-- WORK TO DO --
Every record that follows must be duplicated exactly, with images left out.

---------------

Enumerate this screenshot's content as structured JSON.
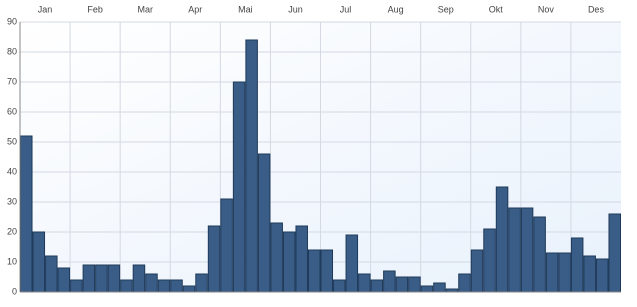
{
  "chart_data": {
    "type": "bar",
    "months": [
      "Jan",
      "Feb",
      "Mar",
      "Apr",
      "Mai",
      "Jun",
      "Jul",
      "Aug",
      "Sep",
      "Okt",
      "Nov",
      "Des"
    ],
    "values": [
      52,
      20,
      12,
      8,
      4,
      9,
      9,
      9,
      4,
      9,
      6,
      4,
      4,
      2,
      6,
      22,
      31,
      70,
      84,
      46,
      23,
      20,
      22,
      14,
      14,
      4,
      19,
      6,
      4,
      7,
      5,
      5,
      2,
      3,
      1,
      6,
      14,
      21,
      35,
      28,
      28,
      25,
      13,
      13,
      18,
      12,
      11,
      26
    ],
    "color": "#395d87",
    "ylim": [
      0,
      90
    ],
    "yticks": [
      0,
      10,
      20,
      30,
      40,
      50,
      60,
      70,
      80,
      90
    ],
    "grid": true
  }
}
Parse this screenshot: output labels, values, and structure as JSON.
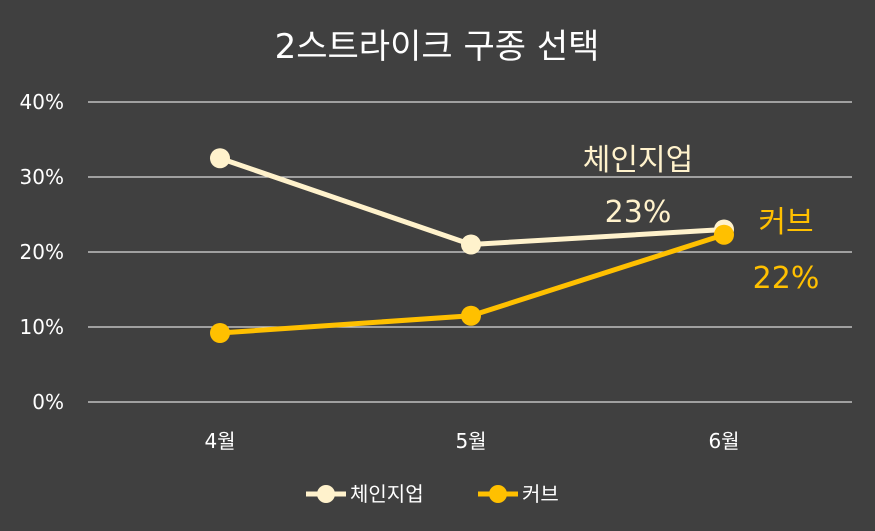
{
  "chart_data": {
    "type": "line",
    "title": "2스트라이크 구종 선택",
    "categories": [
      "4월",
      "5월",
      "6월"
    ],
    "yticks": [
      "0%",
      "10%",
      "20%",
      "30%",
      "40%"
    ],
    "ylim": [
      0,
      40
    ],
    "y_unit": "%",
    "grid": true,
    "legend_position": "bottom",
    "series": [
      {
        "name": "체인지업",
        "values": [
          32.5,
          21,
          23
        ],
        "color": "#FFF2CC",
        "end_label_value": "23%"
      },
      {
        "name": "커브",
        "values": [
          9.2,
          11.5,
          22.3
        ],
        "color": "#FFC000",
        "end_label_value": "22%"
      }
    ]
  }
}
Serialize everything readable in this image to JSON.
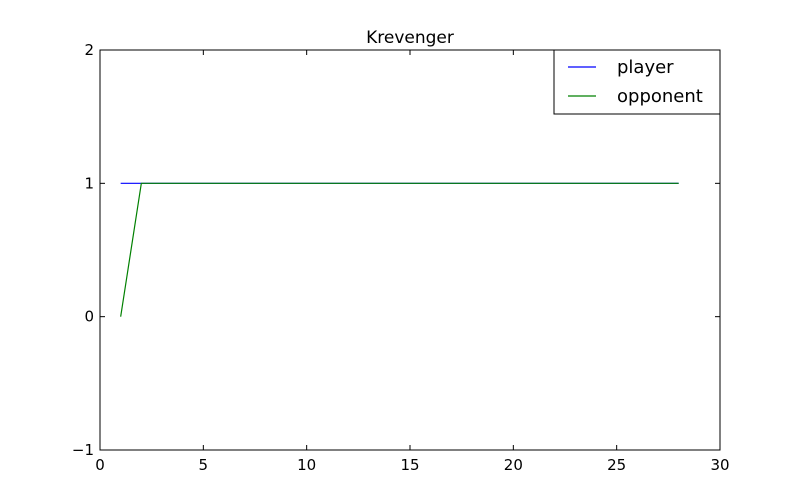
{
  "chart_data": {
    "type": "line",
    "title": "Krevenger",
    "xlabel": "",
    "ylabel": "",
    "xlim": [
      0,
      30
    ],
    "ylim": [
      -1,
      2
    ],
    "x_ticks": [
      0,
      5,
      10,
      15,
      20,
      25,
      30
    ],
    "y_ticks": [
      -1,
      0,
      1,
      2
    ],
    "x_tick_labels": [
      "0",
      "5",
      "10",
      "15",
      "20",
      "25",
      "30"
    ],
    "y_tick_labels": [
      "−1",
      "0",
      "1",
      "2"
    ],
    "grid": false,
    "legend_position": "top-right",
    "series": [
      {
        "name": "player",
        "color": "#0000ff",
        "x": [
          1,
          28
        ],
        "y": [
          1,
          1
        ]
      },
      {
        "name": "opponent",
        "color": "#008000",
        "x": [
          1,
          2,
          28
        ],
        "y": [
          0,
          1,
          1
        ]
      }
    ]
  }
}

---------------

-- THE REPLY --
Enumerate this screenshot's content as structured JSON.
{
  "chart_data": {
    "type": "bar",
    "months": [
      "Jan",
      "Feb",
      "Mar",
      "Apr",
      "Mai",
      "Jun",
      "Jul",
      "Aug",
      "Sep",
      "Okt",
      "Nov",
      "Des"
    ],
    "values": [
      52,
      20,
      12,
      8,
      4,
      9,
      9,
      9,
      4,
      9,
      6,
      4,
      4,
      2,
      6,
      22,
      31,
      70,
      84,
      46,
      23,
      20,
      22,
      14,
      14,
      4,
      19,
      6,
      4,
      7,
      5,
      5,
      2,
      3,
      1,
      6,
      14,
      21,
      35,
      28,
      28,
      25,
      13,
      13,
      18,
      12,
      11,
      26
    ],
    "color": "#395d87",
    "ylim": [
      0,
      90
    ],
    "yticks": [
      0,
      10,
      20,
      30,
      40,
      50,
      60,
      70,
      80,
      90
    ],
    "grid": true
  }
}
Parse this screenshot: output labels, values, and structure as JSON.
{
  "chart_data": {
    "type": "line",
    "title": "2스트라이크 구종 선택",
    "categories": [
      "4월",
      "5월",
      "6월"
    ],
    "yticks": [
      "0%",
      "10%",
      "20%",
      "30%",
      "40%"
    ],
    "ylim": [
      0,
      40
    ],
    "y_unit": "%",
    "grid": true,
    "legend_position": "bottom",
    "series": [
      {
        "name": "체인지업",
        "values": [
          32.5,
          21,
          23
        ],
        "color": "#FFF2CC",
        "end_label_value": "23%"
      },
      {
        "name": "커브",
        "values": [
          9.2,
          11.5,
          22.3
        ],
        "color": "#FFC000",
        "end_label_value": "22%"
      }
    ]
  }
}
Serialize everything readable in this image to JSON.
{
  "chart_data": {
    "type": "line",
    "title": "Krevenger",
    "xlabel": "",
    "ylabel": "",
    "xlim": [
      0,
      30
    ],
    "ylim": [
      -1,
      2
    ],
    "x_ticks": [
      0,
      5,
      10,
      15,
      20,
      25,
      30
    ],
    "y_ticks": [
      -1,
      0,
      1,
      2
    ],
    "x_tick_labels": [
      "0",
      "5",
      "10",
      "15",
      "20",
      "25",
      "30"
    ],
    "y_tick_labels": [
      "−1",
      "0",
      "1",
      "2"
    ],
    "grid": false,
    "legend_position": "top-right",
    "series": [
      {
        "name": "player",
        "color": "#0000ff",
        "x": [
          1,
          28
        ],
        "y": [
          1,
          1
        ]
      },
      {
        "name": "opponent",
        "color": "#008000",
        "x": [
          1,
          2,
          28
        ],
        "y": [
          0,
          1,
          1
        ]
      }
    ]
  }
}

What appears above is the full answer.